**EXERCISE MATERIAL**:
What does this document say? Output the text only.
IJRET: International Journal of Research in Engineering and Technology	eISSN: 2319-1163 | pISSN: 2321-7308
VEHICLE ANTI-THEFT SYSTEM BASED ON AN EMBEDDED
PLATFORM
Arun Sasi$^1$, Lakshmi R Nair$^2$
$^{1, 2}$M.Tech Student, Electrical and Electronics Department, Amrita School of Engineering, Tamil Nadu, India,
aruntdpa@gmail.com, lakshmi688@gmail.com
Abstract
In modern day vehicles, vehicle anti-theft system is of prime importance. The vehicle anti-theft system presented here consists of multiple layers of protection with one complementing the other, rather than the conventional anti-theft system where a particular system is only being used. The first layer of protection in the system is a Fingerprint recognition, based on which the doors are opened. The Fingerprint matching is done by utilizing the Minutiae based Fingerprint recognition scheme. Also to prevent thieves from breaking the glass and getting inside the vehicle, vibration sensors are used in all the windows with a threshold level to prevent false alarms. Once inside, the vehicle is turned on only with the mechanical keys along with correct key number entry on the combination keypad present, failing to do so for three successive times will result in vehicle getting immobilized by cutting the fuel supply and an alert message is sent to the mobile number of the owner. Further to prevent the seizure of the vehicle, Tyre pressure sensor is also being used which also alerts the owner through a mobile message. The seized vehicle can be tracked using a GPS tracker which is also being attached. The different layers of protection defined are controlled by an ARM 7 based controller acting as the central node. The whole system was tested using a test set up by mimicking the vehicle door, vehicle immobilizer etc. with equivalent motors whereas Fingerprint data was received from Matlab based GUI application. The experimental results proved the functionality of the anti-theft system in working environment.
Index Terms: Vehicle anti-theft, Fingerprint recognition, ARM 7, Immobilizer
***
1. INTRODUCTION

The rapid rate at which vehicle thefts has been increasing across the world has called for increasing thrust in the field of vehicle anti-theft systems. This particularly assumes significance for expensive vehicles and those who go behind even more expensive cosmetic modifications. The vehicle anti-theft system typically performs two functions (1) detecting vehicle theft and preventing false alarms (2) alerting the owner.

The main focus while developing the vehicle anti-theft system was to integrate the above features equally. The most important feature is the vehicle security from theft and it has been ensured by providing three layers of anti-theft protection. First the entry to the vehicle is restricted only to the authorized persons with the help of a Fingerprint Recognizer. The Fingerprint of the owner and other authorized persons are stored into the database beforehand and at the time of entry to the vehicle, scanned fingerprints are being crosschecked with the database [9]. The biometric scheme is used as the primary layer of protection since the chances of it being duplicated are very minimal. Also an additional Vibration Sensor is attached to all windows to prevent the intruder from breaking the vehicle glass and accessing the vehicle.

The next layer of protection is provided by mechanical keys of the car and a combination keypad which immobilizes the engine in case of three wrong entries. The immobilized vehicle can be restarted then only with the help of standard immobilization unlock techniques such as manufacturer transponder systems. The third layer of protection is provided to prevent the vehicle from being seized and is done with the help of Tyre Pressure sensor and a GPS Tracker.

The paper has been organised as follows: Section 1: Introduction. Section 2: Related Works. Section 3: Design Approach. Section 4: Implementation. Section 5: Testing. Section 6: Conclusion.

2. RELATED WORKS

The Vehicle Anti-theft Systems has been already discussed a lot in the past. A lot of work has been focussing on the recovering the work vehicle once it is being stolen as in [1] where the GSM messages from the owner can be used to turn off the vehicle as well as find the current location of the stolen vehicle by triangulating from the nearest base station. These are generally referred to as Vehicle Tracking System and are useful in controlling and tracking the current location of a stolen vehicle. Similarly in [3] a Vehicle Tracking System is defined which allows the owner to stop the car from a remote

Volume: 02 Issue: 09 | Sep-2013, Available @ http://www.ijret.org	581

**WHAT IS REQUIRED**: Restate the listing in full, word for word.

**OUTPUT FOR THIS EXERCISE**:
What does this document say? Output the text only.
IJRET: International Journal of Research in Engineering and Technology	eISSN: 2319-1163 | pISSN: 2321-7308
VEHICLE ANTI-THEFT SYSTEM BASED ON AN EMBEDDED
PLATFORM
Arun Sasi$^1$, Lakshmi R Nair$^2$
$^{1, 2}$M.Tech Student, Electrical and Electronics Department, Amrita School of Engineering, Tamil Nadu, India,
aruntdpa@gmail.com, lakshmi688@gmail.com
Abstract
In modern day vehicles, vehicle anti-theft system is of prime importance. The vehicle anti-theft system presented here consists of multiple layers of protection with one complementing the other, rather than the conventional anti-theft system where a particular system is only being used. The first layer of protection in the system is a Fingerprint recognition, based on which the doors are opened. The Fingerprint matching is done by utilizing the Minutiae based Fingerprint recognition scheme. Also to prevent thieves from breaking the glass and getting inside the vehicle, vibration sensors are used in all the windows with a threshold level to prevent false alarms. Once inside, the vehicle is turned on only with the mechanical keys along with correct key number entry on the combination keypad present, failing to do so for three successive times will result in vehicle getting immobilized by cutting the fuel supply and an alert message is sent to the mobile number of the owner. Further to prevent the seizure of the vehicle, Tyre pressure sensor is also being used which also alerts the owner through a mobile message. The seized vehicle can be tracked using a GPS tracker which is also being attached. The different layers of protection defined are controlled by an ARM 7 based controller acting as the central node. The whole system was tested using a test set up by mimicking the vehicle door, vehicle immobilizer etc. with equivalent motors whereas Fingerprint data was received from Matlab based GUI application. The experimental results proved the functionality of the anti-theft system in working environment.
Index Terms: Vehicle anti-theft, Fingerprint recognition, ARM 7, Immobilizer
***
1. INTRODUCTION

The rapid rate at which vehicle thefts has been increasing across the world has called for increasing thrust in the field of vehicle anti-theft systems. This particularly assumes significance for expensive vehicles and those who go behind even more expensive cosmetic modifications. The vehicle anti-theft system typically performs two functions (1) detecting vehicle theft and preventing false alarms (2) alerting the owner.

The main focus while developing the vehicle anti-theft system was to integrate the above features equally. The most important feature is the vehicle security from theft and it has been ensured by providing three layers of anti-theft protection. First the entry to the vehicle is restricted only to the authorized persons with the help of a Fingerprint Recognizer. The Fingerprint of the owner and other authorized persons are stored into the database beforehand and at the time of entry to the vehicle, scanned fingerprints are being crosschecked with the database [9]. The biometric scheme is used as the primary layer of protection since the chances of it being duplicated are very minimal. Also an additional Vibration Sensor is attached to all windows to prevent the intruder from breaking the vehicle glass and accessing the vehicle.

The next layer of protection is provided by mechanical keys of the car and a combination keypad which immobilizes the engine in case of three wrong entries. The immobilized vehicle can be restarted then only with the help of standard immobilization unlock techniques such as manufacturer transponder systems. The third layer of protection is provided to prevent the vehicle from being seized and is done with the help of Tyre Pressure sensor and a GPS Tracker.

The paper has been organised as follows: Section 1: Introduction. Section 2: Related Works. Section 3: Design Approach. Section 4: Implementation. Section 5: Testing. Section 6: Conclusion.

2. RELATED WORKS

The Vehicle Anti-theft Systems has been already discussed a lot in the past. A lot of work has been focussing on the recovering the work vehicle once it is being stolen as in [1] where the GSM messages from the owner can be used to turn off the vehicle as well as find the current location of the stolen vehicle by triangulating from the nearest base station. These are generally referred to as Vehicle Tracking System and are useful in controlling and tracking the current location of a stolen vehicle. Similarly in [3] a Vehicle Tracking System is defined which allows the owner to stop the car from a remote

Volume: 02 Issue: 09 | Sep-2013, Available @ http://www.ijret.org	581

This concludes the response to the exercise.